EXERCISE INSTRUCTIONS:
Count every line of these entries that holds the word "JSON", and reply with the number only.

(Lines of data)

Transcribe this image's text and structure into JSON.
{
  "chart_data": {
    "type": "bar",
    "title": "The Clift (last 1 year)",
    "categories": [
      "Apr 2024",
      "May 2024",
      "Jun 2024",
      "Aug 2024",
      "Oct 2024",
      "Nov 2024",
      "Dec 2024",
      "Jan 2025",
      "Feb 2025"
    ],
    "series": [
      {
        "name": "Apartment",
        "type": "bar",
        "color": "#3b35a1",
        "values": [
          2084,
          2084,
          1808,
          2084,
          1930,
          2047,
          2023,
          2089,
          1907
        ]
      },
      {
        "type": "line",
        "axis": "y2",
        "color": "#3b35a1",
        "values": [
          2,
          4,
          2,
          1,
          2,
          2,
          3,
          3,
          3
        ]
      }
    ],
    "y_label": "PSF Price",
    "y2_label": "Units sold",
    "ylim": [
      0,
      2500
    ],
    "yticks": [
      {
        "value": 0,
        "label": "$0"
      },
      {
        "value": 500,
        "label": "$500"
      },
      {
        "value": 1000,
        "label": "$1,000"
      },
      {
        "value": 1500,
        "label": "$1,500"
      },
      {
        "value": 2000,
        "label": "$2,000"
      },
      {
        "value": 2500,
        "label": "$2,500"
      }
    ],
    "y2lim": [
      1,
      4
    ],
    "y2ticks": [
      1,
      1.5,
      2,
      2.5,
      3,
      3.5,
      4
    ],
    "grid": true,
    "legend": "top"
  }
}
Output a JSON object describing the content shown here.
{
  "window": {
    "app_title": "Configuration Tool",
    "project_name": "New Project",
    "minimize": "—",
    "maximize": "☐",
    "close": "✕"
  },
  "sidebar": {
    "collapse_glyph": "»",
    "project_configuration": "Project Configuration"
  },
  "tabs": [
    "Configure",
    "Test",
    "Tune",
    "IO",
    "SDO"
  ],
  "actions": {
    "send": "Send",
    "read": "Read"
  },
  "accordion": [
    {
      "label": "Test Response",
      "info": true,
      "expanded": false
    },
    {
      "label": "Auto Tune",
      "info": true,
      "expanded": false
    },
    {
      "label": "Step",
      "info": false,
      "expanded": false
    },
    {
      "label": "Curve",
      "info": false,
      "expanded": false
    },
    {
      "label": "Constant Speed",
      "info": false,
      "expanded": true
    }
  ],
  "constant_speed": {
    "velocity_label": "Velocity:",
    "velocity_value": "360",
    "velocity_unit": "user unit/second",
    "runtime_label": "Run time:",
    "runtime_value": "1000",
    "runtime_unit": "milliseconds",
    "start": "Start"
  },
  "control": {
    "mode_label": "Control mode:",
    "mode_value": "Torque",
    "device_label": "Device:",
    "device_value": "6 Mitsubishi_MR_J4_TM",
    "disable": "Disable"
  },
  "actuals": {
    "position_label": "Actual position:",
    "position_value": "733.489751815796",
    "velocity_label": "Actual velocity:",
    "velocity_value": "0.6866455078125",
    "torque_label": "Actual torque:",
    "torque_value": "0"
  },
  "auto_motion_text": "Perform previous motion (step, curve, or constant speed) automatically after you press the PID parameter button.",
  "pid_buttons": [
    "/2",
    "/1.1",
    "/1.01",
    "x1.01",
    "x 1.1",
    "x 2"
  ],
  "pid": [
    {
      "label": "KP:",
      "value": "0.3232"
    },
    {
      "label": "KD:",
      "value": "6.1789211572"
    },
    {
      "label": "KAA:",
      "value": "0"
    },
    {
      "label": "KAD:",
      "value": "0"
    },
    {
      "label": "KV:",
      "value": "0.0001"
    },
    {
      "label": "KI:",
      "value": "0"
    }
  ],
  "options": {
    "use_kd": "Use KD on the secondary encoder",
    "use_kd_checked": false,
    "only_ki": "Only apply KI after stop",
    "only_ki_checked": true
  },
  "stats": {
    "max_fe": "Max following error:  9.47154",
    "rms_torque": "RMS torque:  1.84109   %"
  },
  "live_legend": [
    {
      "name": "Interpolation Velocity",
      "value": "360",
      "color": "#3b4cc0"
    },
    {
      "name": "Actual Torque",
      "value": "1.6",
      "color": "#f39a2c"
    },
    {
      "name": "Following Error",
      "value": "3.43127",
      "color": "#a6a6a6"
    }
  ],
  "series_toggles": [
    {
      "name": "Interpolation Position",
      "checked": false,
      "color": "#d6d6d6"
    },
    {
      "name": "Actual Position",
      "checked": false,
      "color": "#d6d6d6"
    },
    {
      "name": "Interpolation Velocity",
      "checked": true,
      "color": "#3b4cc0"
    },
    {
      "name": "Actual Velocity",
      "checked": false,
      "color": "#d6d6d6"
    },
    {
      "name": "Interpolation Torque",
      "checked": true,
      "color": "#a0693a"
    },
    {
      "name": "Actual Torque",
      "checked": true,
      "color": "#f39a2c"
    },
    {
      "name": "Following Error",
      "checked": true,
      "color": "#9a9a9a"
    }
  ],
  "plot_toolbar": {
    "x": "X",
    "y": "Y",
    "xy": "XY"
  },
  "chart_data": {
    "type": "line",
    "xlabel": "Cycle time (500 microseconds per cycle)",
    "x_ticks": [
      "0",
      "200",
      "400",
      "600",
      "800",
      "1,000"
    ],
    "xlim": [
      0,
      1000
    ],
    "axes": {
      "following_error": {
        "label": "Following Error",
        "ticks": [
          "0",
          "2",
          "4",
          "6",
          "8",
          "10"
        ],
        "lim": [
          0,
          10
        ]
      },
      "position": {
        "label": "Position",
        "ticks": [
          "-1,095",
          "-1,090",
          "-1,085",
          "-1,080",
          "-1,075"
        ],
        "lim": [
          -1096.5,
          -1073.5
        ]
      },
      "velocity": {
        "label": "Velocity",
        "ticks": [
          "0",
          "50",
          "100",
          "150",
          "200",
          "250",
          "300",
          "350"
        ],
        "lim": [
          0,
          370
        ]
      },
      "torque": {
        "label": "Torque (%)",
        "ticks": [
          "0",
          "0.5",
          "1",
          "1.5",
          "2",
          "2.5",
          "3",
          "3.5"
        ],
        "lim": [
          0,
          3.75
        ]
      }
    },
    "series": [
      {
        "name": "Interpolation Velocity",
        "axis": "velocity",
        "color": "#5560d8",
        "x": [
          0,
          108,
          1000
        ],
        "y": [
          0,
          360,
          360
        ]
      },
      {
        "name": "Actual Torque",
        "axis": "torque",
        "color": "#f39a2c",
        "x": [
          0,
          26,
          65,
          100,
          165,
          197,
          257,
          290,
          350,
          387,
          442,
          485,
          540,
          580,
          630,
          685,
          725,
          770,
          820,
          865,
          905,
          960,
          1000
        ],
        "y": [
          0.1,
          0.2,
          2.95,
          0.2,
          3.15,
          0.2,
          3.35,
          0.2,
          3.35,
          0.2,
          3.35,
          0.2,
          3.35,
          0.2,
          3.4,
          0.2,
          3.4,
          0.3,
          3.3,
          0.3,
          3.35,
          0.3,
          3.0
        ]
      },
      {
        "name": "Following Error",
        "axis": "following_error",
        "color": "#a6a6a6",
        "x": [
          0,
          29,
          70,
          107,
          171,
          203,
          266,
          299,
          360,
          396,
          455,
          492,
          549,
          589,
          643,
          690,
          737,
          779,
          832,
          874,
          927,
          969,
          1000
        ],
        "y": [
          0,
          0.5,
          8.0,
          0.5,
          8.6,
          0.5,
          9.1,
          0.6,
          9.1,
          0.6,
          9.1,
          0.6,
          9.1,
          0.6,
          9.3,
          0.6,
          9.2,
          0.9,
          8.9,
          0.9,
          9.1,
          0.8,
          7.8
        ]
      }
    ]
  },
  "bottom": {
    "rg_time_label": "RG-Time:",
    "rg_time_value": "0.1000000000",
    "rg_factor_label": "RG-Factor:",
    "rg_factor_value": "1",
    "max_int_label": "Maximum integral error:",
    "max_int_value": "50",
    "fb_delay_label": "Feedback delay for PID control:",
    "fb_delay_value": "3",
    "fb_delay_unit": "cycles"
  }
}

RESULT OF THIS TASK:
2